Listed records |
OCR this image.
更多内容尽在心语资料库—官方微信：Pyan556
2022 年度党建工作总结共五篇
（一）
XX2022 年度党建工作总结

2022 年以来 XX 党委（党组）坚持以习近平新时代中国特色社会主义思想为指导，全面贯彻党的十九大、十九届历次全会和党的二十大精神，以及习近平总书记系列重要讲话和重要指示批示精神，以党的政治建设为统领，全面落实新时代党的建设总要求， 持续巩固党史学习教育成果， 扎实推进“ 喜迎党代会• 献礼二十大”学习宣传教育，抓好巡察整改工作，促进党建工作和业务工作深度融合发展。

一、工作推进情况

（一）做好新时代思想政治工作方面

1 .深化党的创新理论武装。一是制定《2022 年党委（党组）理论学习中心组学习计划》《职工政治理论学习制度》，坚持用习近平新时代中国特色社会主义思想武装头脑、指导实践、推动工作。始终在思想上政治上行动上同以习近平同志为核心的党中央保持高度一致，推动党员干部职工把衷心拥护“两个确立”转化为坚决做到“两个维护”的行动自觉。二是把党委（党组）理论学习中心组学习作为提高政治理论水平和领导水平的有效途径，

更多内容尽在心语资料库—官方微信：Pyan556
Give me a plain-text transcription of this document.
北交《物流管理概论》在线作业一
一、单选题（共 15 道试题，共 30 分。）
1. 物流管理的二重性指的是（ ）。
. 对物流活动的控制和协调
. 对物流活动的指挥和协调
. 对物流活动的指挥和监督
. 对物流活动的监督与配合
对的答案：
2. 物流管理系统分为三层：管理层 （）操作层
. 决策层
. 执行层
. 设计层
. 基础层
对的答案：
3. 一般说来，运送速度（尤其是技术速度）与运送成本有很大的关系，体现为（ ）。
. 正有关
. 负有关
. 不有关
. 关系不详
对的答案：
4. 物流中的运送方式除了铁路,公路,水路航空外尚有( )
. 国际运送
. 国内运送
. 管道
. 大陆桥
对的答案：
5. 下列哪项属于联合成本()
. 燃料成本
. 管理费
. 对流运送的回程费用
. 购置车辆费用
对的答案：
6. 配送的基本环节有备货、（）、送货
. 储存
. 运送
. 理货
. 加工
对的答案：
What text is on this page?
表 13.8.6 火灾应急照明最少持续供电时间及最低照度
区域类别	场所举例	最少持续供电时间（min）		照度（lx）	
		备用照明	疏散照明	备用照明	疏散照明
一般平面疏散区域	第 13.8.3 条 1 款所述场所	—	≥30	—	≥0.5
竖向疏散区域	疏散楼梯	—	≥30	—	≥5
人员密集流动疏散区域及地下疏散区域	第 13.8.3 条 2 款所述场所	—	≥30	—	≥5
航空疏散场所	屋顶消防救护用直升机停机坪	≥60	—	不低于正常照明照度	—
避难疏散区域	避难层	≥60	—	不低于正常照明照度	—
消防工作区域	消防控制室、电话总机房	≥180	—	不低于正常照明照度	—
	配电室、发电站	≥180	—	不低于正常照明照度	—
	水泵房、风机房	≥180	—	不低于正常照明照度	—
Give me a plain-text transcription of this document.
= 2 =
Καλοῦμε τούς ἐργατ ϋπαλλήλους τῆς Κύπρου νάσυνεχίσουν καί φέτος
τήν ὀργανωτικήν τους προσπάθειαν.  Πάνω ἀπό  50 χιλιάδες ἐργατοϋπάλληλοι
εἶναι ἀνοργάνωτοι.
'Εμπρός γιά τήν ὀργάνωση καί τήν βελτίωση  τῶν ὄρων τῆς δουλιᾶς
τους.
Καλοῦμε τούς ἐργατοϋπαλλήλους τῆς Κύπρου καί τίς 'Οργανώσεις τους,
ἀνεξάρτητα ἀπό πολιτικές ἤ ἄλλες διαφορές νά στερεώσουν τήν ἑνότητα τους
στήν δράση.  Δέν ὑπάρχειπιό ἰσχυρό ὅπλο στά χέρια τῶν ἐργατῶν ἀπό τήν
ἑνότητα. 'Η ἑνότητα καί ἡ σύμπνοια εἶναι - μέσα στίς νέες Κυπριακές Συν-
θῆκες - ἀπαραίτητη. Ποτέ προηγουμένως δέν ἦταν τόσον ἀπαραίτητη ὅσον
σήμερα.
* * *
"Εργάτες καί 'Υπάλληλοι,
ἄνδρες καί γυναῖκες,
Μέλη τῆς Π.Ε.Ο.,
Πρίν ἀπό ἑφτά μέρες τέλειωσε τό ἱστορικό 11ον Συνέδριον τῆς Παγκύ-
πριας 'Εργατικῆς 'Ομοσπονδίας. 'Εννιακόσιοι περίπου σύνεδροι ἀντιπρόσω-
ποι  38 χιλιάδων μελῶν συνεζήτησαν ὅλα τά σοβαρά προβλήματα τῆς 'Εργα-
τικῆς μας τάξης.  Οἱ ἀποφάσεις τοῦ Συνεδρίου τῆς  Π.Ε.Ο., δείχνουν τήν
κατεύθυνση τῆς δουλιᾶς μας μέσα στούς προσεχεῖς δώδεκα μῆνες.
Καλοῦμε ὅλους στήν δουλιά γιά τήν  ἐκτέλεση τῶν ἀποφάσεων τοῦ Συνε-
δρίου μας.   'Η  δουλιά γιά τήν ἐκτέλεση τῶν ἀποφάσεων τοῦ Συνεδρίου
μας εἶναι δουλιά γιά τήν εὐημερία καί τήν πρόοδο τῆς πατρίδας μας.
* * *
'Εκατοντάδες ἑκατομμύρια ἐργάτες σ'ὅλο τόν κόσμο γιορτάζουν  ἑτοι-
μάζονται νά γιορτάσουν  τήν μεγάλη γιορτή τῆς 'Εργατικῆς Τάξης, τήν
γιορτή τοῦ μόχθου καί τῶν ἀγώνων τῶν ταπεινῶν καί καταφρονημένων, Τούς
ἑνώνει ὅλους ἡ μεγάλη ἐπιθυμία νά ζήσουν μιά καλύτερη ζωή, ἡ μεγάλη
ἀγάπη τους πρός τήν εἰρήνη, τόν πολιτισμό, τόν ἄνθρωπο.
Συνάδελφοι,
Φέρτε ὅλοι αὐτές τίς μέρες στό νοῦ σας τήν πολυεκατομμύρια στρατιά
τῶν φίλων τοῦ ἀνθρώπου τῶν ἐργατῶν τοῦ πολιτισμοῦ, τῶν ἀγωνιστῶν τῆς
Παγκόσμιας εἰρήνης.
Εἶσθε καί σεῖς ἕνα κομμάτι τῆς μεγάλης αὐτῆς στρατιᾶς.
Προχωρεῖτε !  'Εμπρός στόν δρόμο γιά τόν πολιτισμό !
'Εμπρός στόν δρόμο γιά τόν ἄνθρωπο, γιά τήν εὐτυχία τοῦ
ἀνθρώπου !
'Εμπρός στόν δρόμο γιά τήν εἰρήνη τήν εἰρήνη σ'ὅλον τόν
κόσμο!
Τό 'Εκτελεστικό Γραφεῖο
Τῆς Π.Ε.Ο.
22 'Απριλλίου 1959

Aim | Repeat the records above exactly, leaving none out.

Finished answer |
OCR this image.
更多内容尽在心语资料库—官方微信：Pyan556
2022 年度党建工作总结共五篇
（一）
XX2022 年度党建工作总结

2022 年以来 XX 党委（党组）坚持以习近平新时代中国特色社会主义思想为指导，全面贯彻党的十九大、十九届历次全会和党的二十大精神，以及习近平总书记系列重要讲话和重要指示批示精神，以党的政治建设为统领，全面落实新时代党的建设总要求， 持续巩固党史学习教育成果， 扎实推进“ 喜迎党代会• 献礼二十大”学习宣传教育，抓好巡察整改工作，促进党建工作和业务工作深度融合发展。

一、工作推进情况

（一）做好新时代思想政治工作方面

1 .深化党的创新理论武装。一是制定《2022 年党委（党组）理论学习中心组学习计划》《职工政治理论学习制度》，坚持用习近平新时代中国特色社会主义思想武装头脑、指导实践、推动工作。始终在思想上政治上行动上同以习近平同志为核心的党中央保持高度一致，推动党员干部职工把衷心拥护“两个确立”转化为坚决做到“两个维护”的行动自觉。二是把党委（党组）理论学习中心组学习作为提高政治理论水平和领导水平的有效途径，

更多内容尽在心语资料库—官方微信：Pyan556
Give me a plain-text transcription of this document.
北交《物流管理概论》在线作业一
一、单选题（共 15 道试题，共 30 分。）
1. 物流管理的二重性指的是（ ）。
. 对物流活动的控制和协调
. 对物流活动的指挥和协调
. 对物流活动的指挥和监督
. 对物流活动的监督与配合
对的答案：
2. 物流管理系统分为三层：管理层 （）操作层
. 决策层
. 执行层
. 设计层
. 基础层
对的答案：
3. 一般说来，运送速度（尤其是技术速度）与运送成本有很大的关系，体现为（ ）。
. 正有关
. 负有关
. 不有关
. 关系不详
对的答案：
4. 物流中的运送方式除了铁路,公路,水路航空外尚有( )
. 国际运送
. 国内运送
. 管道
. 大陆桥
对的答案：
5. 下列哪项属于联合成本()
. 燃料成本
. 管理费
. 对流运送的回程费用
. 购置车辆费用
对的答案：
6. 配送的基本环节有备货、（）、送货
. 储存
. 运送
. 理货
. 加工
对的答案：
What text is on this page?
表 13.8.6 火灾应急照明最少持续供电时间及最低照度
区域类别	场所举例	最少持续供电时间（min）		照度（lx）	
		备用照明	疏散照明	备用照明	疏散照明
一般平面疏散区域	第 13.8.3 条 1 款所述场所	—	≥30	—	≥0.5
竖向疏散区域	疏散楼梯	—	≥30	—	≥5
人员密集流动疏散区域及地下疏散区域	第 13.8.3 条 2 款所述场所	—	≥30	—	≥5
航空疏散场所	屋顶消防救护用直升机停机坪	≥60	—	不低于正常照明照度	—
避难疏散区域	避难层	≥60	—	不低于正常照明照度	—
消防工作区域	消防控制室、电话总机房	≥180	—	不低于正常照明照度	—
	配电室、发电站	≥180	—	不低于正常照明照度	—
	水泵房、风机房	≥180	—	不低于正常照明照度	—
Give me a plain-text transcription of this document.
= 2 =
Καλοῦμε τούς ἐργατ ϋπαλλήλους τῆς Κύπρου νάσυνεχίσουν καί φέτος
τήν ὀργανωτικήν τους προσπάθειαν.  Πάνω ἀπό  50 χιλιάδες ἐργατοϋπάλληλοι
εἶναι ἀνοργάνωτοι.
'Εμπρός γιά τήν ὀργάνωση καί τήν βελτίωση  τῶν ὄρων τῆς δουλιᾶς
τους.
Καλοῦμε τούς ἐργατοϋπαλλήλους τῆς Κύπρου καί τίς 'Οργανώσεις τους,
ἀνεξάρτητα ἀπό πολιτικές ἤ ἄλλες διαφορές νά στερεώσουν τήν ἑνότητα τους
στήν δράση.  Δέν ὑπάρχειπιό ἰσχυρό ὅπλο στά χέρια τῶν ἐργατῶν ἀπό τήν
ἑνότητα. 'Η ἑνότητα καί ἡ σύμπνοια εἶναι - μέσα στίς νέες Κυπριακές Συν-
θῆκες - ἀπαραίτητη. Ποτέ προηγουμένως δέν ἦταν τόσον ἀπαραίτητη ὅσον
σήμερα.
* * *
"Εργάτες καί 'Υπάλληλοι,
ἄνδρες καί γυναῖκες,
Μέλη τῆς Π.Ε.Ο.,
Πρίν ἀπό ἑφτά μέρες τέλειωσε τό ἱστορικό 11ον Συνέδριον τῆς Παγκύ-
πριας 'Εργατικῆς 'Ομοσπονδίας. 'Εννιακόσιοι περίπου σύνεδροι ἀντιπρόσω-
ποι  38 χιλιάδων μελῶν συνεζήτησαν ὅλα τά σοβαρά προβλήματα τῆς 'Εργα-
τικῆς μας τάξης.  Οἱ ἀποφάσεις τοῦ Συνεδρίου τῆς  Π.Ε.Ο., δείχνουν τήν
κατεύθυνση τῆς δουλιᾶς μας μέσα στούς προσεχεῖς δώδεκα μῆνες.
Καλοῦμε ὅλους στήν δουλιά γιά τήν  ἐκτέλεση τῶν ἀποφάσεων τοῦ Συνε-
δρίου μας.   'Η  δουλιά γιά τήν ἐκτέλεση τῶν ἀποφάσεων τοῦ Συνεδρίου
μας εἶναι δουλιά γιά τήν εὐημερία καί τήν πρόοδο τῆς πατρίδας μας.
* * *
'Εκατοντάδες ἑκατομμύρια ἐργάτες σ'ὅλο τόν κόσμο γιορτάζουν  ἑτοι-
μάζονται νά γιορτάσουν  τήν μεγάλη γιορτή τῆς 'Εργατικῆς Τάξης, τήν
γιορτή τοῦ μόχθου καί τῶν ἀγώνων τῶν ταπεινῶν καί καταφρονημένων, Τούς
ἑνώνει ὅλους ἡ μεγάλη ἐπιθυμία νά ζήσουν μιά καλύτερη ζωή, ἡ μεγάλη
ἀγάπη τους πρός τήν εἰρήνη, τόν πολιτισμό, τόν ἄνθρωπο.
Συνάδελφοι,
Φέρτε ὅλοι αὐτές τίς μέρες στό νοῦ σας τήν πολυεκατομμύρια στρατιά
τῶν φίλων τοῦ ἀνθρώπου τῶν ἐργατῶν τοῦ πολιτισμοῦ, τῶν ἀγωνιστῶν τῆς
Παγκόσμιας εἰρήνης.
Εἶσθε καί σεῖς ἕνα κομμάτι τῆς μεγάλης αὐτῆς στρατιᾶς.
Προχωρεῖτε !  'Εμπρός στόν δρόμο γιά τόν πολιτισμό !
'Εμπρός στόν δρόμο γιά τόν ἄνθρωπο, γιά τήν εὐτυχία τοῦ
ἀνθρώπου !
'Εμπρός στόν δρόμο γιά τήν εἰρήνη τήν εἰρήνη σ'ὅλον τόν
κόσμο!
Τό 'Εκτελεστικό Γραφεῖο
Τῆς Π.Ε.Ο.
22 'Απριλλίου 1959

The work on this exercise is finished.